Records from a collection
⁂

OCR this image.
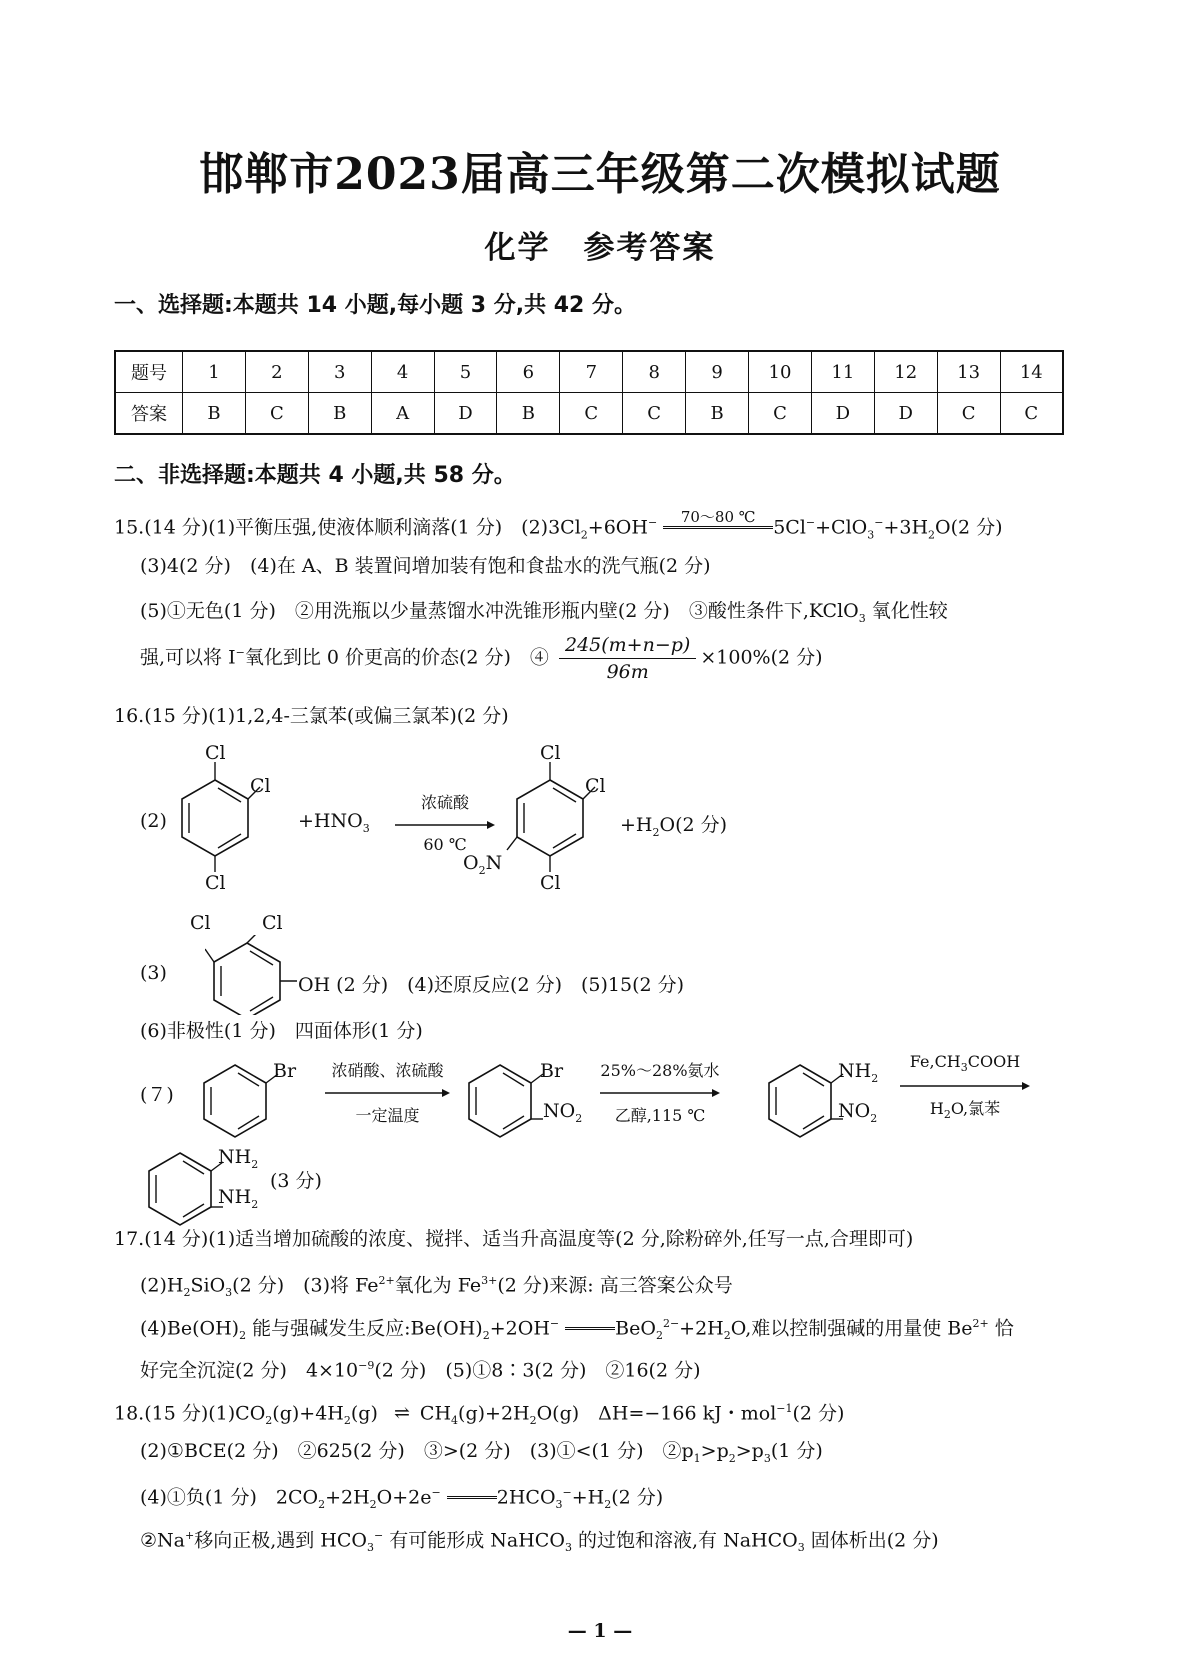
邯郸市2023届高三年级第二次模拟试题
化学　参考答案
一、选择题:本题共 14 小题,每小题 3 分,共 42 分。
题号	1	2	3	4	5	6	7	8	9	10	11	12	13	14
答案	B	C	B	A	D	B	C	C	B	C	D	D	C	C
二、非选择题:本题共 4 小题,共 58 分。
15.(14 分)(1)平衡压强,使液体顺利滴落(1 分)　$(2)3Cl_2+6OH^-$	70～80 ℃
$5Cl^-+ClO_3^-+3H_2O(2$ 分)
(3)4(2 分)　(4)在 A、B 装置间增加装有饱和食盐水的洗气瓶(2 分)
(5)①无色(1 分)　②用洗瓶以少量蒸馏水冲洗锥形瓶内壁(2 分)　③酸性条件下,KClO$_3$ 氧化性较
强,可以将 I−氧化到比 0 价更高的价态(2 分)　④ $\frac{245(m+n-p)}{96m} \times 100\%(2$ 分)
16.(15 分)(1)1,2,4-三氯苯(或偏三氯苯)(2 分)
(2)
Cl
Cl
Cl
$+HNO_3$
浓硫酸
60 ℃
Cl
Cl
Cl
$O_2N$
$+H_2O(2$ 分)
(3)
Cl	Cl
OH (2 分)　(4)还原反应(2 分)　(5)15(2 分)
(6)非极性(1 分)　四面体形(1 分)
(７)
Br	浓硝酸、浓硫酸
一定温度
Br
$NO_2$
25%～28%氨水
乙醇,115 ℃
$NH_2$
$NO_2$
$Fe,CH_3COOH$
$H_2O$,氯苯
$NH_2$
$NH_2$
(3 分)
17.(14 分)(1)适当增加硫酸的浓度、搅拌、适当升高温度等(2 分,除粉碎外,任写一点,合理即可)
$(2)H_2SiO_3(2$ 分)　(3)将 $Fe^{2+}$氧化为 $Fe^{3+}(2$ 分)来源: 高三答案公众号
$(4)Be(OH)_2$ 能与强碱发生反应$:Be(OH)_2+2OH^-$	$BeO_2^{2-}+2H_2O$,难以控制强碱的用量使 $Be^{2+}$ 恰
好完全沉淀(2 分)　$4\times 10^{-9}(2$ 分)　(5)①8∶3(2 分)　②16(2 分)
18.(15 分)$(1)CO_2(g)+4H_2(g)$ ⇌ $CH_4(g)+2H_2O(g)$　ΔH=−166 kJ・mol$^{-1}$(2 分)
(2)①BCE(2 分)　②625(2 分)　③>(2 分)　(3)①<(1 分)　$②p_1>p_2>p_3(1$ 分)
(4)①负(1 分)　$2CO_2+2H_2O+2e^-$	$2HCO_3^-+H_2(2$ 分)
②Na+移向正极,遇到 $HCO_3^-$ 有可能形成 NaHCO$_3$ 的过饱和溶液,有 NaHCO$_3$ 固体析出(2 分)
— 1 —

⁂

REQUEST: Every line containing the string "times" must be listed.

RESPONSE TO THE EXERCISE:
强,可以将 I−氧化到比 0 价更高的价态(2 分)　④ $\frac{245(m+n-p)}{96m} \times 100\%(2$ 分)
好完全沉淀(2 分)　$4\times 10^{-9}(2$ 分)　(5)①8∶3(2 分)　②16(2 分)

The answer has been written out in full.